Hunt for the word "CiCon" across the entries below, copying each line that holds it.

- Records for this task:
━━━━

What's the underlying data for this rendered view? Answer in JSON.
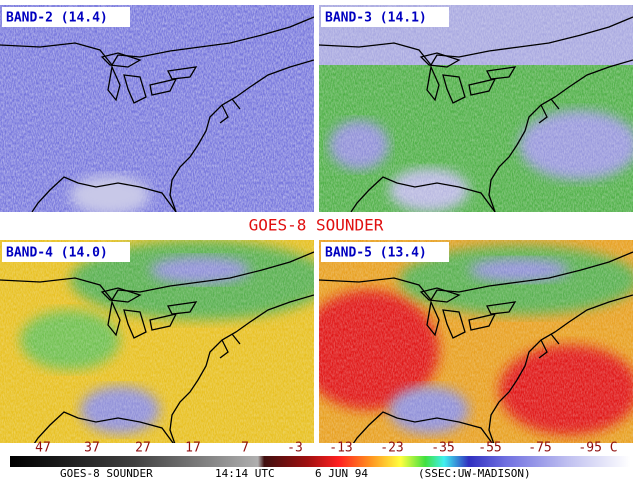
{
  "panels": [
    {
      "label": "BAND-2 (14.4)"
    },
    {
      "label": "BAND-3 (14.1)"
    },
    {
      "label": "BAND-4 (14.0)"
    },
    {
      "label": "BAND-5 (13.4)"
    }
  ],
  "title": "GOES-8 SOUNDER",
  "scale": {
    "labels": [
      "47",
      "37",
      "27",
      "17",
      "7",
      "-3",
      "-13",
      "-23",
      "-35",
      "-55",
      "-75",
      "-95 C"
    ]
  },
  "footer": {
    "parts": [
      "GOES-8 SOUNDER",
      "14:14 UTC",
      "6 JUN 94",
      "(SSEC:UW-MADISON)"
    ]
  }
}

━━━━

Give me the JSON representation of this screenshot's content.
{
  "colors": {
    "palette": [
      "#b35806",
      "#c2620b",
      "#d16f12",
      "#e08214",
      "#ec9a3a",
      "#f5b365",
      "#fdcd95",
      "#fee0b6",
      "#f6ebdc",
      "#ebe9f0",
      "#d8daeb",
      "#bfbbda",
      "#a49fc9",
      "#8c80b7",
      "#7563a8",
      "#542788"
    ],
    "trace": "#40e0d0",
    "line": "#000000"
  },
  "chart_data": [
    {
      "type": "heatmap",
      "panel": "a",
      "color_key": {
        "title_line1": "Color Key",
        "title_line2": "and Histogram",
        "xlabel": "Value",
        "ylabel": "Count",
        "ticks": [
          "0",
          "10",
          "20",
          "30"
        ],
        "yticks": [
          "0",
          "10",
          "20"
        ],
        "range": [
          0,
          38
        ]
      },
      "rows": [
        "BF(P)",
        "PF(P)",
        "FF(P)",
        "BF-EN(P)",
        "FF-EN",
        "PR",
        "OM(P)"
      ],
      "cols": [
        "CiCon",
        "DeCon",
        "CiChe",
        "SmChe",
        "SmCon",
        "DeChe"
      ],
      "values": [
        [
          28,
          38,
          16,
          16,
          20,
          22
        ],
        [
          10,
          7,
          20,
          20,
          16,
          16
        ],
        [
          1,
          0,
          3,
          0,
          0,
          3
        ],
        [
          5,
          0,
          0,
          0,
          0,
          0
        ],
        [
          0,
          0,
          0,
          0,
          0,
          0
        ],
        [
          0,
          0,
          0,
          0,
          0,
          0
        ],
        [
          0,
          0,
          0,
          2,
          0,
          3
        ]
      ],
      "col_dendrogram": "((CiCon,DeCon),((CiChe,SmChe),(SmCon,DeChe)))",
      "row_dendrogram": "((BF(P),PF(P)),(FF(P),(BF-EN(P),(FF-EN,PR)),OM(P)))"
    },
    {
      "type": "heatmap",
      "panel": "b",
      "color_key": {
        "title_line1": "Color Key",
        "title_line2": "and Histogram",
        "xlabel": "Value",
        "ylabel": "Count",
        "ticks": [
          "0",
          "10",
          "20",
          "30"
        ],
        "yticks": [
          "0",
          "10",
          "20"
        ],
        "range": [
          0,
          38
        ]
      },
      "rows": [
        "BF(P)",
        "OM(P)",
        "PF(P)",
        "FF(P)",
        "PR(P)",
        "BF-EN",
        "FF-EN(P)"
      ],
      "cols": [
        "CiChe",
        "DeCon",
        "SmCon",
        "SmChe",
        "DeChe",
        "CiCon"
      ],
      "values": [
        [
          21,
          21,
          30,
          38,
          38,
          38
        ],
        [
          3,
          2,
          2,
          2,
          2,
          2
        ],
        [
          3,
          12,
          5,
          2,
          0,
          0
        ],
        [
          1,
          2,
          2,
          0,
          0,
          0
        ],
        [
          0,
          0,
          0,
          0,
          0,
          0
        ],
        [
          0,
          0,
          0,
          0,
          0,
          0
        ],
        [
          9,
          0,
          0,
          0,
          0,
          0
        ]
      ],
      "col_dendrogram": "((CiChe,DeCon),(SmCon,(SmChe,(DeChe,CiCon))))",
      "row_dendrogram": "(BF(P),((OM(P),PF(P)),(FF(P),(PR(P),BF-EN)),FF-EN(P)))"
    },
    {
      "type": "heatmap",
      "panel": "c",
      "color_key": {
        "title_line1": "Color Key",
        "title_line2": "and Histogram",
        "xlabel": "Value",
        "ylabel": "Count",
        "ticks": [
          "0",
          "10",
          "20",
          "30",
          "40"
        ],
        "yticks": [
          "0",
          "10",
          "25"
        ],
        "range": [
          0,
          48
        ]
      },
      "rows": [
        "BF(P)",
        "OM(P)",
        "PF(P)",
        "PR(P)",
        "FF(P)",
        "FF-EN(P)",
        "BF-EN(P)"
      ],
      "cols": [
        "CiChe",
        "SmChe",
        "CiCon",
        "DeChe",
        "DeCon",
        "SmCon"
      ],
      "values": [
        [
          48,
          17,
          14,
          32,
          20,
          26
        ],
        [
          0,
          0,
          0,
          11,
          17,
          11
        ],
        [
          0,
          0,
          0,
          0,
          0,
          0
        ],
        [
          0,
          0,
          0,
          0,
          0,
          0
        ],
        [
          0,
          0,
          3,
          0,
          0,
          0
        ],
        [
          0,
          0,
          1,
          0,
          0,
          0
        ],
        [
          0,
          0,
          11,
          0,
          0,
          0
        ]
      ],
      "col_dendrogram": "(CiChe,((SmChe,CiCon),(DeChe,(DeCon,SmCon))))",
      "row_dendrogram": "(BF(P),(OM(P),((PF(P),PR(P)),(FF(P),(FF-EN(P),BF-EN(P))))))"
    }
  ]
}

━━━━

- Task output:
        "CiCon",
      "col_dendrogram": "((CiCon,DeCon),((CiChe,SmChe),(SmCon,DeChe)))",
        "CiCon"
      "col_dendrogram": "((CiChe,DeCon),(SmCon,(SmChe,(DeChe,CiCon))))",
        "CiCon",
      "col_dendrogram": "(CiChe,((SmChe,CiCon),(DeChe,(DeCon,SmCon))))",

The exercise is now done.